■ Task description: Your task is to copy the listing exactly. Drop any pictures from the copy.

■ Provided data:
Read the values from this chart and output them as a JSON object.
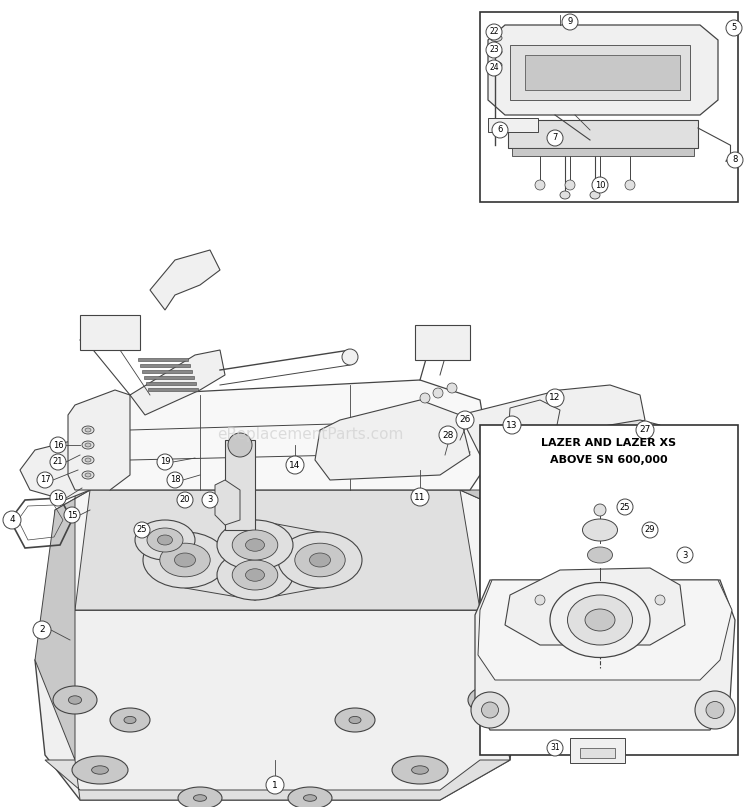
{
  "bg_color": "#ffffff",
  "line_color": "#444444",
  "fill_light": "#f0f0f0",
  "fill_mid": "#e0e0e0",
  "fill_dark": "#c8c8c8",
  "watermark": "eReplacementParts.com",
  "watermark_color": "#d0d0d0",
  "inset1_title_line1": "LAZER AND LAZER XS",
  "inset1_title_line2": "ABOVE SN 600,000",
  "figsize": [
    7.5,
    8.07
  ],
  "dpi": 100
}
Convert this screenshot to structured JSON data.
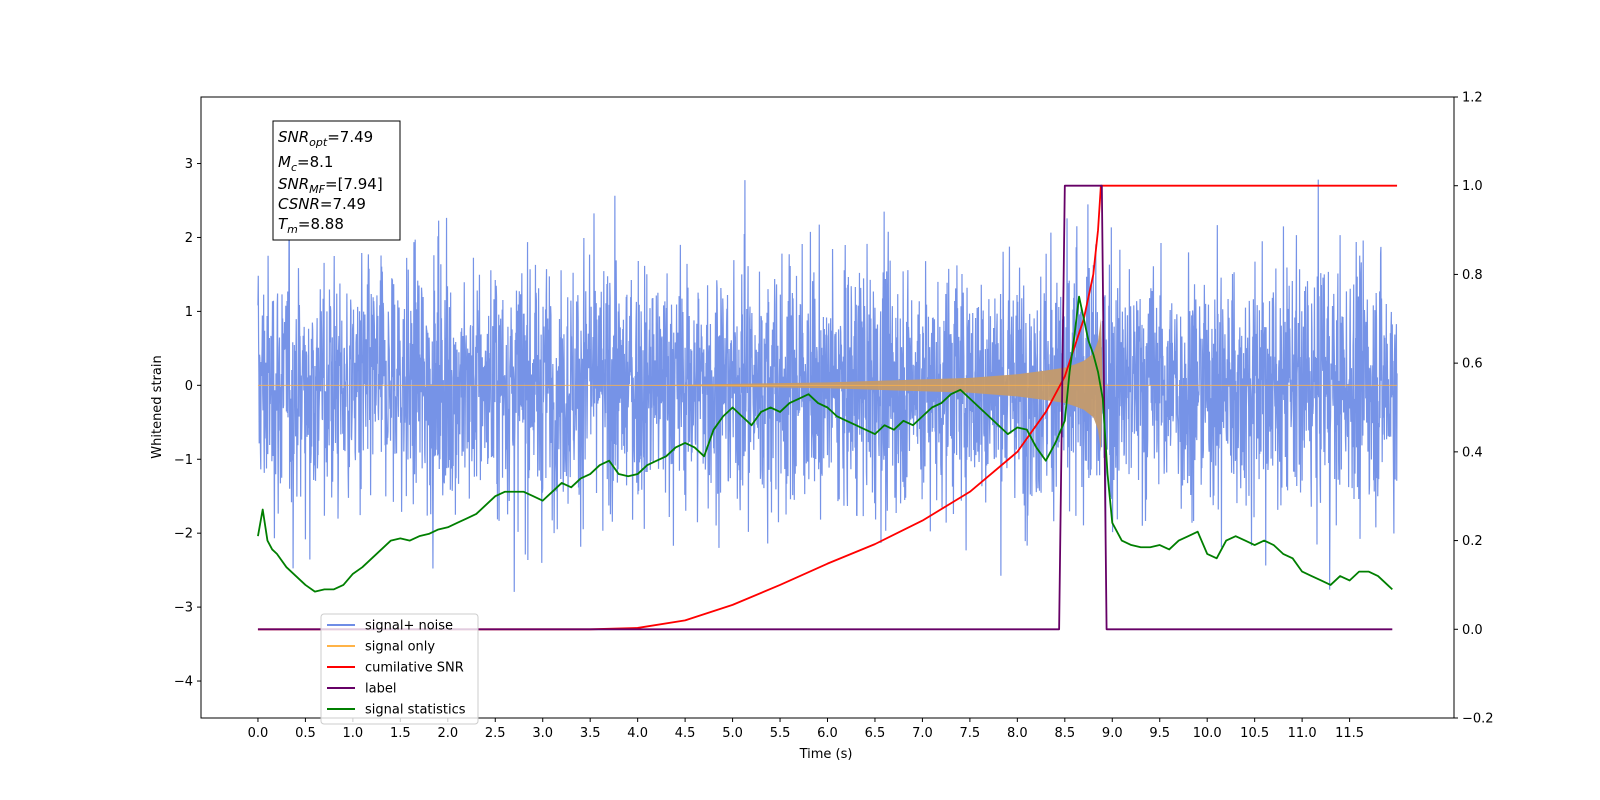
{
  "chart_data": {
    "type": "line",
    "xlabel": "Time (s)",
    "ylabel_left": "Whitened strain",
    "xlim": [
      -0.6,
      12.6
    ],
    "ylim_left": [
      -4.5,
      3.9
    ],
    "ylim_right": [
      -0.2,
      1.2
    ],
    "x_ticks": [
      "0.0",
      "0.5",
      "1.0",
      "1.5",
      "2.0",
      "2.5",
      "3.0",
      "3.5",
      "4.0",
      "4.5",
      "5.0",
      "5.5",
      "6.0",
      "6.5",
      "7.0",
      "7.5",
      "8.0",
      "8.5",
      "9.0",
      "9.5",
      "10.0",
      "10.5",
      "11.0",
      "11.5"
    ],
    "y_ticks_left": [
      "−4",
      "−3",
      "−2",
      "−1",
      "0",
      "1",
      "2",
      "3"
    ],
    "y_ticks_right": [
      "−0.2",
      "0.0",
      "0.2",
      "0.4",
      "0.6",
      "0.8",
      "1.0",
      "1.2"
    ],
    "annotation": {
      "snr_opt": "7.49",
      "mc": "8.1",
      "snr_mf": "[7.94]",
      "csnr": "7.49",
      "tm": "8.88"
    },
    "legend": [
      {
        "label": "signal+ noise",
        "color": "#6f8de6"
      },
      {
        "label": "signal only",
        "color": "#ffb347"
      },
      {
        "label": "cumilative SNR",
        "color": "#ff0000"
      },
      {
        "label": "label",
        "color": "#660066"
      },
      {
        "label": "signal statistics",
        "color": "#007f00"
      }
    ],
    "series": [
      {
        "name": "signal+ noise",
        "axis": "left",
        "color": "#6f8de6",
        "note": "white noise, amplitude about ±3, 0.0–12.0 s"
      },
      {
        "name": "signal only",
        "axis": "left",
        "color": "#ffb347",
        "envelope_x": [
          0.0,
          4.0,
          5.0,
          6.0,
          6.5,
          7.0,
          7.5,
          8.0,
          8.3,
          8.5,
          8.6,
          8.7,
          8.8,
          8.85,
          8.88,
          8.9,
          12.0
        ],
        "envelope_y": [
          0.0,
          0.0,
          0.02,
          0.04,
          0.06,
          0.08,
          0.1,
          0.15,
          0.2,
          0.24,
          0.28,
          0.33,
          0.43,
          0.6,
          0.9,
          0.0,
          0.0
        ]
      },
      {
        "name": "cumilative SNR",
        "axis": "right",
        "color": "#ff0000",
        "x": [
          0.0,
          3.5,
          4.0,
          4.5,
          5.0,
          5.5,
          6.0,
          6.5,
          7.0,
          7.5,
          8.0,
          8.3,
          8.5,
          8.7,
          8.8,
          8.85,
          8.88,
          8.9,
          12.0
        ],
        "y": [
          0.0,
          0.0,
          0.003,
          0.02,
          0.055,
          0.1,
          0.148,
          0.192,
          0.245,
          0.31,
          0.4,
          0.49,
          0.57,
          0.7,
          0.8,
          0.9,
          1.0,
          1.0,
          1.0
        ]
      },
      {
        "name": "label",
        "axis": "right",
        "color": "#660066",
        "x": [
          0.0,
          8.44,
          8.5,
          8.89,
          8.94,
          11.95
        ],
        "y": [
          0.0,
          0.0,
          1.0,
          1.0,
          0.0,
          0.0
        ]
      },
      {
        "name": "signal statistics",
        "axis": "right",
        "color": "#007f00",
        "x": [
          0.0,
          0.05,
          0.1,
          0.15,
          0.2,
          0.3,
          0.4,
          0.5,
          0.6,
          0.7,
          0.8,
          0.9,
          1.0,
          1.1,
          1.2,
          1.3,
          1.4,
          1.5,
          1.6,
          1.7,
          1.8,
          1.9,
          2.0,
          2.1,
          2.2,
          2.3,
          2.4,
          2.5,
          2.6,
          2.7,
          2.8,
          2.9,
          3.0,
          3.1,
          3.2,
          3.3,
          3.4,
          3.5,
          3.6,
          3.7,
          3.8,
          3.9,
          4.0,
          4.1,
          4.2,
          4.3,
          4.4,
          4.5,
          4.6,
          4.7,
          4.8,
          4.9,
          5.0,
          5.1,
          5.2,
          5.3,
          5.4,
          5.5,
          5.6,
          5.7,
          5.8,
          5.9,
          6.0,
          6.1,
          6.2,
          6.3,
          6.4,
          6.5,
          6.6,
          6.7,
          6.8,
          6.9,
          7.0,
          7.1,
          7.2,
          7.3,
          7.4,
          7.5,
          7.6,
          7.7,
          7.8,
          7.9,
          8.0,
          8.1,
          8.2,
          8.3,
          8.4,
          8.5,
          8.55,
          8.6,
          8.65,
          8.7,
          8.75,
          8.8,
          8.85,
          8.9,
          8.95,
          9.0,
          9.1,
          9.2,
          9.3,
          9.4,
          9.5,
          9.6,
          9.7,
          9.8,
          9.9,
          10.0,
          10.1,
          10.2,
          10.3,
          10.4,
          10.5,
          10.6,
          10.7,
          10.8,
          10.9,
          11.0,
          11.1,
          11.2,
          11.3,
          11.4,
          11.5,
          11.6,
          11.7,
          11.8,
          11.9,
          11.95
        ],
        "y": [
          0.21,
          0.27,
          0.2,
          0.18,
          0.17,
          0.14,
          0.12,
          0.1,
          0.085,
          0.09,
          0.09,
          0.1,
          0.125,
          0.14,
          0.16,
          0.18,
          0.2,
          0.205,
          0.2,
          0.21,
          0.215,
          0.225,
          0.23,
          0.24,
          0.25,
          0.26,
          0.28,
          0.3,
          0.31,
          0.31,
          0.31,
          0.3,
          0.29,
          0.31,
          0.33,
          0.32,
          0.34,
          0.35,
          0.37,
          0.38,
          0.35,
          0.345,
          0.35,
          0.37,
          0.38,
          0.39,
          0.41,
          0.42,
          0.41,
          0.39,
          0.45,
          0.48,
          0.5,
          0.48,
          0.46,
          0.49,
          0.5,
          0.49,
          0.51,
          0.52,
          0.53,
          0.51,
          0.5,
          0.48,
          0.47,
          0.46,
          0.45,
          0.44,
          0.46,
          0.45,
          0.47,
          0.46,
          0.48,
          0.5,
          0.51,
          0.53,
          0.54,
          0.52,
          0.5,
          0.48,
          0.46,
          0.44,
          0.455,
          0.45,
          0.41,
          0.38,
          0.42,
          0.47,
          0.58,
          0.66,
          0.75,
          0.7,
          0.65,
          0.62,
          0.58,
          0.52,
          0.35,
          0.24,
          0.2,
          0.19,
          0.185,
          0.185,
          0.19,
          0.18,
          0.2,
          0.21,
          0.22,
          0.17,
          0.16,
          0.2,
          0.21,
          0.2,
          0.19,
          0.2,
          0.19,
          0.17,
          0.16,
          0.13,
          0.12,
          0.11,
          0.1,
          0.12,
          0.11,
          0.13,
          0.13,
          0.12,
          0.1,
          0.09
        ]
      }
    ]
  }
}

■ Output of the task:
Read the values from this chart and output them as a JSON object.
{
  "bg_color": "#ffffff",
  "line_color": "#444444",
  "fill_light": "#f0f0f0",
  "fill_mid": "#e0e0e0",
  "fill_dark": "#c8c8c8",
  "watermark": "eReplacementParts.com",
  "watermark_color": "#d0d0d0",
  "inset1_title_line1": "LAZER AND LAZER XS",
  "inset1_title_line2": "ABOVE SN 600,000",
  "figsize": [
    7.5,
    8.07
  ],
  "dpi": 100
}
Convert this screenshot to structured JSON data.
{
  "chart_data": {
    "type": "line",
    "xlabel": "Time (s)",
    "ylabel_left": "Whitened strain",
    "xlim": [
      -0.6,
      12.6
    ],
    "ylim_left": [
      -4.5,
      3.9
    ],
    "ylim_right": [
      -0.2,
      1.2
    ],
    "x_ticks": [
      "0.0",
      "0.5",
      "1.0",
      "1.5",
      "2.0",
      "2.5",
      "3.0",
      "3.5",
      "4.0",
      "4.5",
      "5.0",
      "5.5",
      "6.0",
      "6.5",
      "7.0",
      "7.5",
      "8.0",
      "8.5",
      "9.0",
      "9.5",
      "10.0",
      "10.5",
      "11.0",
      "11.5"
    ],
    "y_ticks_left": [
      "−4",
      "−3",
      "−2",
      "−1",
      "0",
      "1",
      "2",
      "3"
    ],
    "y_ticks_right": [
      "−0.2",
      "0.0",
      "0.2",
      "0.4",
      "0.6",
      "0.8",
      "1.0",
      "1.2"
    ],
    "annotation": {
      "snr_opt": "7.49",
      "mc": "8.1",
      "snr_mf": "[7.94]",
      "csnr": "7.49",
      "tm": "8.88"
    },
    "legend": [
      {
        "label": "signal+ noise",
        "color": "#6f8de6"
      },
      {
        "label": "signal only",
        "color": "#ffb347"
      },
      {
        "label": "cumilative SNR",
        "color": "#ff0000"
      },
      {
        "label": "label",
        "color": "#660066"
      },
      {
        "label": "signal statistics",
        "color": "#007f00"
      }
    ],
    "series": [
      {
        "name": "signal+ noise",
        "axis": "left",
        "color": "#6f8de6",
        "note": "white noise, amplitude about ±3, 0.0–12.0 s"
      },
      {
        "name": "signal only",
        "axis": "left",
        "color": "#ffb347",
        "envelope_x": [
          0.0,
          4.0,
          5.0,
          6.0,
          6.5,
          7.0,
          7.5,
          8.0,
          8.3,
          8.5,
          8.6,
          8.7,
          8.8,
          8.85,
          8.88,
          8.9,
          12.0
        ],
        "envelope_y": [
          0.0,
          0.0,
          0.02,
          0.04,
          0.06,
          0.08,
          0.1,
          0.15,
          0.2,
          0.24,
          0.28,
          0.33,
          0.43,
          0.6,
          0.9,
          0.0,
          0.0
        ]
      },
      {
        "name": "cumilative SNR",
        "axis": "right",
        "color": "#ff0000",
        "x": [
          0.0,
          3.5,
          4.0,
          4.5,
          5.0,
          5.5,
          6.0,
          6.5,
          7.0,
          7.5,
          8.0,
          8.3,
          8.5,
          8.7,
          8.8,
          8.85,
          8.88,
          8.9,
          12.0
        ],
        "y": [
          0.0,
          0.0,
          0.003,
          0.02,
          0.055,
          0.1,
          0.148,
          0.192,
          0.245,
          0.31,
          0.4,
          0.49,
          0.57,
          0.7,
          0.8,
          0.9,
          1.0,
          1.0,
          1.0
        ]
      },
      {
        "name": "label",
        "axis": "right",
        "color": "#660066",
        "x": [
          0.0,
          8.44,
          8.5,
          8.89,
          8.94,
          11.95
        ],
        "y": [
          0.0,
          0.0,
          1.0,
          1.0,
          0.0,
          0.0
        ]
      },
      {
        "name": "signal statistics",
        "axis": "right",
        "color": "#007f00",
        "x": [
          0.0,
          0.05,
          0.1,
          0.15,
          0.2,
          0.3,
          0.4,
          0.5,
          0.6,
          0.7,
          0.8,
          0.9,
          1.0,
          1.1,
          1.2,
          1.3,
          1.4,
          1.5,
          1.6,
          1.7,
          1.8,
          1.9,
          2.0,
          2.1,
          2.2,
          2.3,
          2.4,
          2.5,
          2.6,
          2.7,
          2.8,
          2.9,
          3.0,
          3.1,
          3.2,
          3.3,
          3.4,
          3.5,
          3.6,
          3.7,
          3.8,
          3.9,
          4.0,
          4.1,
          4.2,
          4.3,
          4.4,
          4.5,
          4.6,
          4.7,
          4.8,
          4.9,
          5.0,
          5.1,
          5.2,
          5.3,
          5.4,
          5.5,
          5.6,
          5.7,
          5.8,
          5.9,
          6.0,
          6.1,
          6.2,
          6.3,
          6.4,
          6.5,
          6.6,
          6.7,
          6.8,
          6.9,
          7.0,
          7.1,
          7.2,
          7.3,
          7.4,
          7.5,
          7.6,
          7.7,
          7.8,
          7.9,
          8.0,
          8.1,
          8.2,
          8.3,
          8.4,
          8.5,
          8.55,
          8.6,
          8.65,
          8.7,
          8.75,
          8.8,
          8.85,
          8.9,
          8.95,
          9.0,
          9.1,
          9.2,
          9.3,
          9.4,
          9.5,
          9.6,
          9.7,
          9.8,
          9.9,
          10.0,
          10.1,
          10.2,
          10.3,
          10.4,
          10.5,
          10.6,
          10.7,
          10.8,
          10.9,
          11.0,
          11.1,
          11.2,
          11.3,
          11.4,
          11.5,
          11.6,
          11.7,
          11.8,
          11.9,
          11.95
        ],
        "y": [
          0.21,
          0.27,
          0.2,
          0.18,
          0.17,
          0.14,
          0.12,
          0.1,
          0.085,
          0.09,
          0.09,
          0.1,
          0.125,
          0.14,
          0.16,
          0.18,
          0.2,
          0.205,
          0.2,
          0.21,
          0.215,
          0.225,
          0.23,
          0.24,
          0.25,
          0.26,
          0.28,
          0.3,
          0.31,
          0.31,
          0.31,
          0.3,
          0.29,
          0.31,
          0.33,
          0.32,
          0.34,
          0.35,
          0.37,
          0.38,
          0.35,
          0.345,
          0.35,
          0.37,
          0.38,
          0.39,
          0.41,
          0.42,
          0.41,
          0.39,
          0.45,
          0.48,
          0.5,
          0.48,
          0.46,
          0.49,
          0.5,
          0.49,
          0.51,
          0.52,
          0.53,
          0.51,
          0.5,
          0.48,
          0.47,
          0.46,
          0.45,
          0.44,
          0.46,
          0.45,
          0.47,
          0.46,
          0.48,
          0.5,
          0.51,
          0.53,
          0.54,
          0.52,
          0.5,
          0.48,
          0.46,
          0.44,
          0.455,
          0.45,
          0.41,
          0.38,
          0.42,
          0.47,
          0.58,
          0.66,
          0.75,
          0.7,
          0.65,
          0.62,
          0.58,
          0.52,
          0.35,
          0.24,
          0.2,
          0.19,
          0.185,
          0.185,
          0.19,
          0.18,
          0.2,
          0.21,
          0.22,
          0.17,
          0.16,
          0.2,
          0.21,
          0.2,
          0.19,
          0.2,
          0.19,
          0.17,
          0.16,
          0.13,
          0.12,
          0.11,
          0.1,
          0.12,
          0.11,
          0.13,
          0.13,
          0.12,
          0.1,
          0.09
        ]
      }
    ]
  }
}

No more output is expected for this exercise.